**Aim of the exercise**
Type out all the records word for word. Any pictures are to be left out.

**Items**
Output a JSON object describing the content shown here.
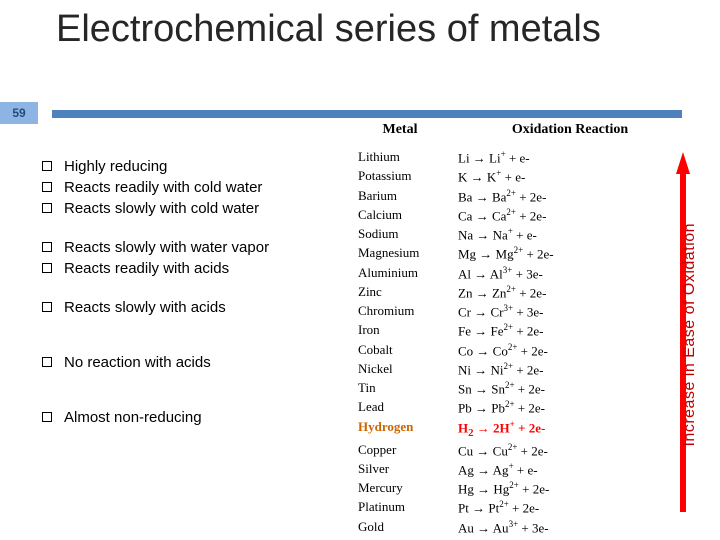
{
  "slide": {
    "number": "59",
    "title": "Electrochemical series of metals"
  },
  "colors": {
    "slidebox_bg": "#8db4e2",
    "underline": "#4f81bd",
    "arrow_fill": "#ff0000",
    "arrow_text": "#c00000",
    "hydrogen_label": "#cc6600",
    "hydrogen_reaction": "#ff0000"
  },
  "headers": {
    "metal": "Metal",
    "reaction": "Oxidation Reaction"
  },
  "bullets": [
    {
      "text": "Highly reducing",
      "gap": ""
    },
    {
      "text": "Reacts readily with cold water",
      "gap": ""
    },
    {
      "text": "Reacts slowly with cold water",
      "gap": ""
    },
    {
      "text": "Reacts slowly with water vapor",
      "gap": "gap"
    },
    {
      "text": "Reacts readily with acids",
      "gap": ""
    },
    {
      "text": "Reacts slowly with acids",
      "gap": "gap"
    },
    {
      "text": "No reaction with acids",
      "gap": "gap2"
    },
    {
      "text": "Almost non-reducing",
      "gap": "gap2"
    }
  ],
  "table": [
    {
      "metal": "Lithium",
      "r": "Li → Li<sup>+</sup> + e-"
    },
    {
      "metal": "Potassium",
      "r": "K → K<sup>+</sup> + e-"
    },
    {
      "metal": "Barium",
      "r": "Ba → Ba<sup>2+</sup> + 2e-"
    },
    {
      "metal": "Calcium",
      "r": "Ca → Ca<sup>2+</sup> + 2e-"
    },
    {
      "metal": "Sodium",
      "r": "Na → Na<sup>+</sup> + e-"
    },
    {
      "metal": "Magnesium",
      "r": "Mg → Mg<sup>2+</sup> + 2e-"
    },
    {
      "metal": "Aluminium",
      "r": "Al → Al<sup>3+</sup> + 3e-"
    },
    {
      "metal": "Zinc",
      "r": "Zn → Zn<sup>2+</sup> + 2e-"
    },
    {
      "metal": "Chromium",
      "r": "Cr → Cr<sup>3+</sup> + 3e-"
    },
    {
      "metal": "Iron",
      "r": "Fe → Fe<sup>2+</sup> + 2e-"
    },
    {
      "metal": "Cobalt",
      "r": "Co → Co<sup>2+</sup> + 2e-"
    },
    {
      "metal": "Nickel",
      "r": "Ni → Ni<sup>2+</sup> + 2e-"
    },
    {
      "metal": "Tin",
      "r": "Sn → Sn<sup>2+</sup> + 2e-"
    },
    {
      "metal": "Lead",
      "r": "Pb → Pb<sup>2+</sup> + 2e-"
    },
    {
      "metal": "Hydrogen",
      "r": "H<sub>2</sub> → 2H<sup>+</sup> + 2e-",
      "hyd": true
    },
    {
      "metal": "Copper",
      "r": "Cu → Cu<sup>2+</sup> + 2e-"
    },
    {
      "metal": "Silver",
      "r": "Ag → Ag<sup>+</sup> + e-"
    },
    {
      "metal": "Mercury",
      "r": "Hg → Hg<sup>2+</sup> + 2e-"
    },
    {
      "metal": "Platinum",
      "r": "Pt → Pt<sup>2+</sup> + 2e-"
    },
    {
      "metal": "Gold",
      "r": "Au → Au<sup>3+</sup> + 3e-"
    }
  ],
  "arrow": {
    "label": "Increase in Ease of Oxidation"
  }
}
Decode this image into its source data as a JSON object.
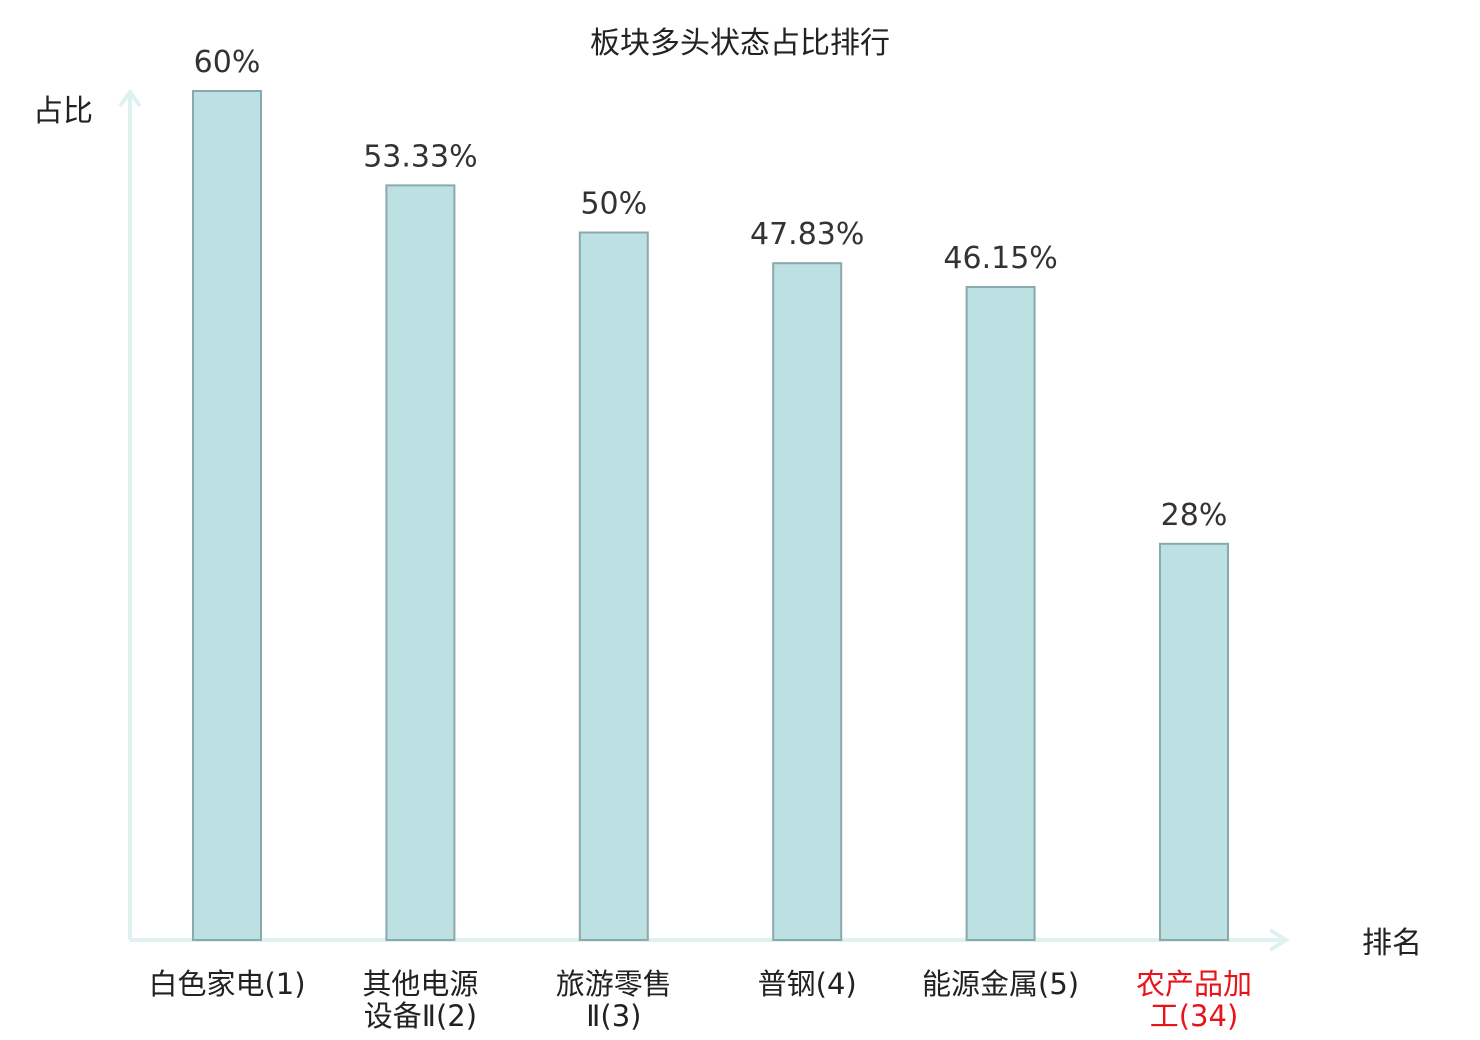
{
  "chart_data": {
    "type": "bar",
    "title": "板块多头状态占比排行",
    "ylabel": "占比",
    "xlabel": "排名",
    "ylim": [
      0,
      60
    ],
    "grid": false,
    "categories": [
      {
        "lines": [
          "白色家电(1)"
        ]
      },
      {
        "lines": [
          "其他电源",
          "设备Ⅱ(2)"
        ]
      },
      {
        "lines": [
          "旅游零售",
          "Ⅱ(3)"
        ]
      },
      {
        "lines": [
          "普钢(4)"
        ]
      },
      {
        "lines": [
          "能源金属(5)"
        ]
      },
      {
        "lines": [
          "农产品加",
          "工(34)"
        ],
        "highlight": true
      }
    ],
    "values": [
      60,
      53.33,
      50,
      47.83,
      46.15,
      28
    ],
    "value_labels": [
      "60%",
      "53.33%",
      "50%",
      "47.83%",
      "46.15%",
      "28%"
    ],
    "colors": {
      "bar_fill": "#bde0e3",
      "bar_stroke": "#8aa9ad",
      "axis": "#dff2f0",
      "text": "#222222",
      "highlight": "#e8141b"
    }
  }
}
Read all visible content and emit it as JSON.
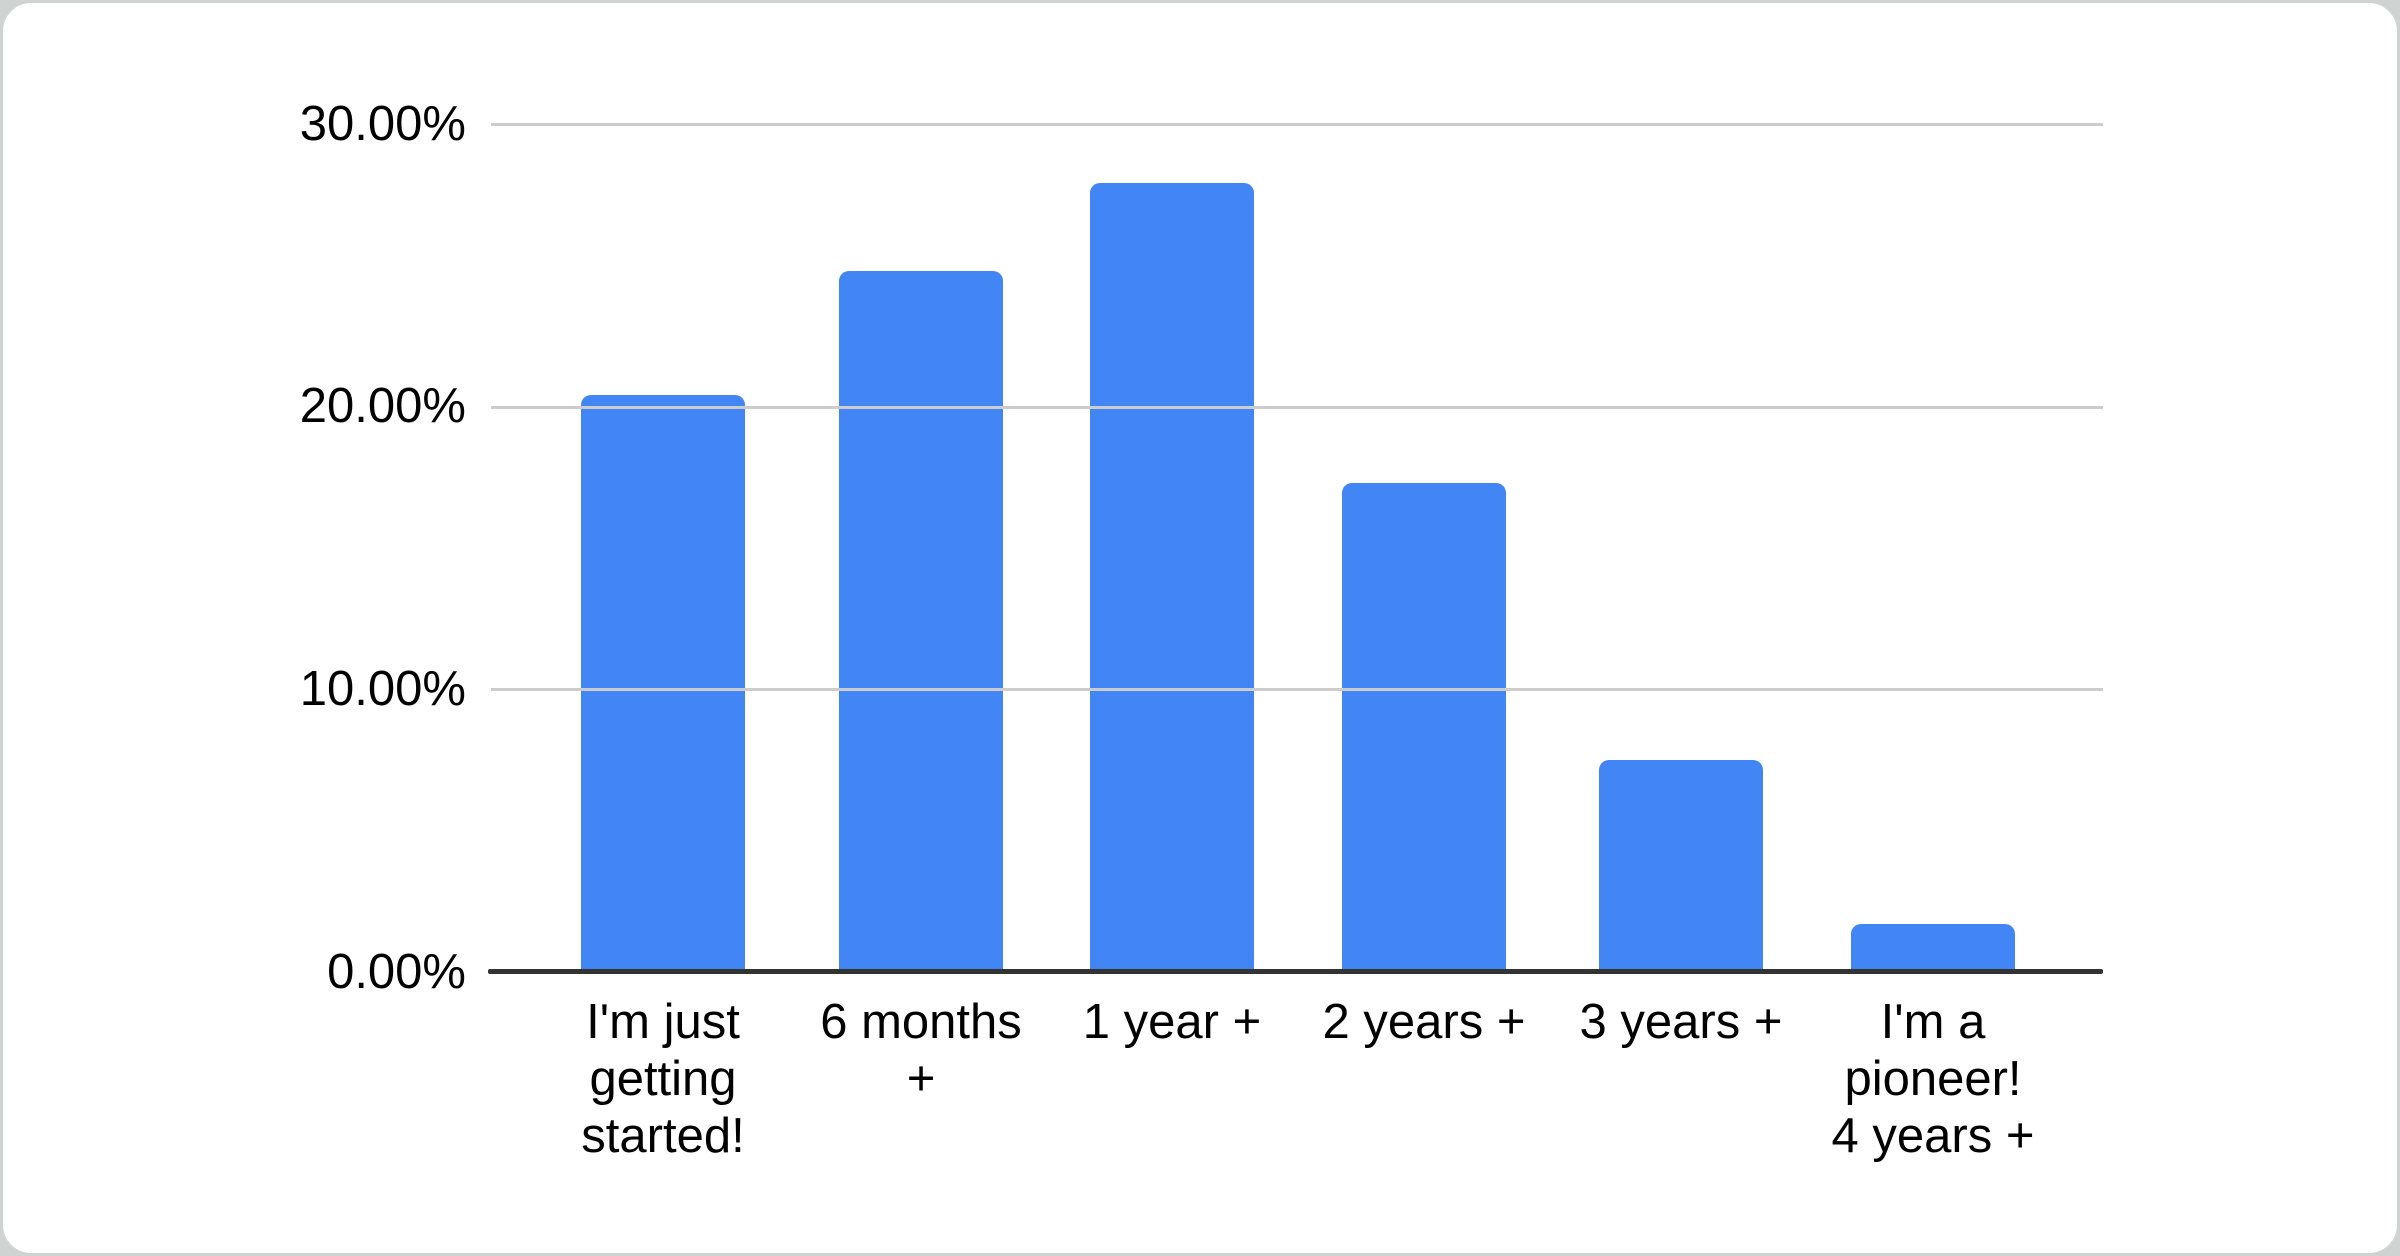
{
  "page": {
    "background_color": "#cfd4d3"
  },
  "card": {
    "background_color": "#ffffff"
  },
  "chart_data": {
    "type": "bar",
    "title": "",
    "xlabel": "",
    "ylabel": "",
    "categories": [
      "I'm just getting started!",
      "6 months +",
      "1 year +",
      "2 years +",
      "3 years +",
      "I'm a pioneer! 4 years +"
    ],
    "category_label_lines": [
      [
        "I'm just",
        "getting",
        "started!"
      ],
      [
        "6 months",
        "+"
      ],
      [
        "1 year +"
      ],
      [
        "2 years +"
      ],
      [
        "3 years +"
      ],
      [
        "I'm a",
        "pioneer!",
        "4 years +"
      ]
    ],
    "values": [
      20.4,
      24.8,
      27.9,
      17.3,
      7.5,
      1.7
    ],
    "unit": "%",
    "ylim": [
      0,
      30
    ],
    "yticks": [
      {
        "label": "30.00%",
        "value": 30
      },
      {
        "label": "20.00%",
        "value": 20
      },
      {
        "label": "10.00%",
        "value": 10
      },
      {
        "label": "0.00%",
        "value": 0
      }
    ],
    "grid": true,
    "legend": "none",
    "bar_color": "#4285f4",
    "gridline_color": "#cccccc",
    "axis_line_color": "#333333",
    "label_color": "#000000"
  }
}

**Solution**
Output a JSON object describing the content shown here.
{
  "slide": {
    "number": "59",
    "title": "Electrochemical series of metals"
  },
  "colors": {
    "slidebox_bg": "#8db4e2",
    "underline": "#4f81bd",
    "arrow_fill": "#ff0000",
    "arrow_text": "#c00000",
    "hydrogen_label": "#cc6600",
    "hydrogen_reaction": "#ff0000"
  },
  "headers": {
    "metal": "Metal",
    "reaction": "Oxidation Reaction"
  },
  "bullets": [
    {
      "text": "Highly reducing",
      "gap": ""
    },
    {
      "text": "Reacts readily with cold water",
      "gap": ""
    },
    {
      "text": "Reacts slowly with cold water",
      "gap": ""
    },
    {
      "text": "Reacts slowly with water vapor",
      "gap": "gap"
    },
    {
      "text": "Reacts readily with acids",
      "gap": ""
    },
    {
      "text": "Reacts slowly with acids",
      "gap": "gap"
    },
    {
      "text": "No reaction with acids",
      "gap": "gap2"
    },
    {
      "text": "Almost non-reducing",
      "gap": "gap2"
    }
  ],
  "table": [
    {
      "metal": "Lithium",
      "r": "Li → Li<sup>+</sup> + e-"
    },
    {
      "metal": "Potassium",
      "r": "K → K<sup>+</sup> + e-"
    },
    {
      "metal": "Barium",
      "r": "Ba → Ba<sup>2+</sup> + 2e-"
    },
    {
      "metal": "Calcium",
      "r": "Ca → Ca<sup>2+</sup> + 2e-"
    },
    {
      "metal": "Sodium",
      "r": "Na → Na<sup>+</sup> + e-"
    },
    {
      "metal": "Magnesium",
      "r": "Mg → Mg<sup>2+</sup> + 2e-"
    },
    {
      "metal": "Aluminium",
      "r": "Al → Al<sup>3+</sup> + 3e-"
    },
    {
      "metal": "Zinc",
      "r": "Zn → Zn<sup>2+</sup> + 2e-"
    },
    {
      "metal": "Chromium",
      "r": "Cr → Cr<sup>3+</sup> + 3e-"
    },
    {
      "metal": "Iron",
      "r": "Fe → Fe<sup>2+</sup> + 2e-"
    },
    {
      "metal": "Cobalt",
      "r": "Co → Co<sup>2+</sup> + 2e-"
    },
    {
      "metal": "Nickel",
      "r": "Ni → Ni<sup>2+</sup> + 2e-"
    },
    {
      "metal": "Tin",
      "r": "Sn → Sn<sup>2+</sup> + 2e-"
    },
    {
      "metal": "Lead",
      "r": "Pb → Pb<sup>2+</sup> + 2e-"
    },
    {
      "metal": "Hydrogen",
      "r": "H<sub>2</sub> → 2H<sup>+</sup> + 2e-",
      "hyd": true
    },
    {
      "metal": "Copper",
      "r": "Cu → Cu<sup>2+</sup> + 2e-"
    },
    {
      "metal": "Silver",
      "r": "Ag → Ag<sup>+</sup> + e-"
    },
    {
      "metal": "Mercury",
      "r": "Hg → Hg<sup>2+</sup> + 2e-"
    },
    {
      "metal": "Platinum",
      "r": "Pt → Pt<sup>2+</sup> + 2e-"
    },
    {
      "metal": "Gold",
      "r": "Au → Au<sup>3+</sup> + 3e-"
    }
  ],
  "arrow": {
    "label": "Increase in Ease of Oxidation"
  }
}
Decode this image into its source data as a JSON object.
{
  "chart_data": {
    "type": "bar",
    "title": "板块多头状态占比排行",
    "ylabel": "占比",
    "xlabel": "排名",
    "ylim": [
      0,
      60
    ],
    "grid": false,
    "categories": [
      {
        "lines": [
          "白色家电(1)"
        ]
      },
      {
        "lines": [
          "其他电源",
          "设备Ⅱ(2)"
        ]
      },
      {
        "lines": [
          "旅游零售",
          "Ⅱ(3)"
        ]
      },
      {
        "lines": [
          "普钢(4)"
        ]
      },
      {
        "lines": [
          "能源金属(5)"
        ]
      },
      {
        "lines": [
          "农产品加",
          "工(34)"
        ],
        "highlight": true
      }
    ],
    "values": [
      60,
      53.33,
      50,
      47.83,
      46.15,
      28
    ],
    "value_labels": [
      "60%",
      "53.33%",
      "50%",
      "47.83%",
      "46.15%",
      "28%"
    ],
    "colors": {
      "bar_fill": "#bde0e3",
      "bar_stroke": "#8aa9ad",
      "axis": "#dff2f0",
      "text": "#222222",
      "highlight": "#e8141b"
    }
  }
}
Read all visible content and emit it as JSON.
{
  "page": {
    "background_color": "#cfd4d3"
  },
  "card": {
    "background_color": "#ffffff"
  },
  "chart_data": {
    "type": "bar",
    "title": "",
    "xlabel": "",
    "ylabel": "",
    "categories": [
      "I'm just getting started!",
      "6 months +",
      "1 year +",
      "2 years +",
      "3 years +",
      "I'm a pioneer! 4 years +"
    ],
    "category_label_lines": [
      [
        "I'm just",
        "getting",
        "started!"
      ],
      [
        "6 months",
        "+"
      ],
      [
        "1 year +"
      ],
      [
        "2 years +"
      ],
      [
        "3 years +"
      ],
      [
        "I'm a",
        "pioneer!",
        "4 years +"
      ]
    ],
    "values": [
      20.4,
      24.8,
      27.9,
      17.3,
      7.5,
      1.7
    ],
    "unit": "%",
    "ylim": [
      0,
      30
    ],
    "yticks": [
      {
        "label": "30.00%",
        "value": 30
      },
      {
        "label": "20.00%",
        "value": 20
      },
      {
        "label": "10.00%",
        "value": 10
      },
      {
        "label": "0.00%",
        "value": 0
      }
    ],
    "grid": true,
    "legend": "none",
    "bar_color": "#4285f4",
    "gridline_color": "#cccccc",
    "axis_line_color": "#333333",
    "label_color": "#000000"
  }
}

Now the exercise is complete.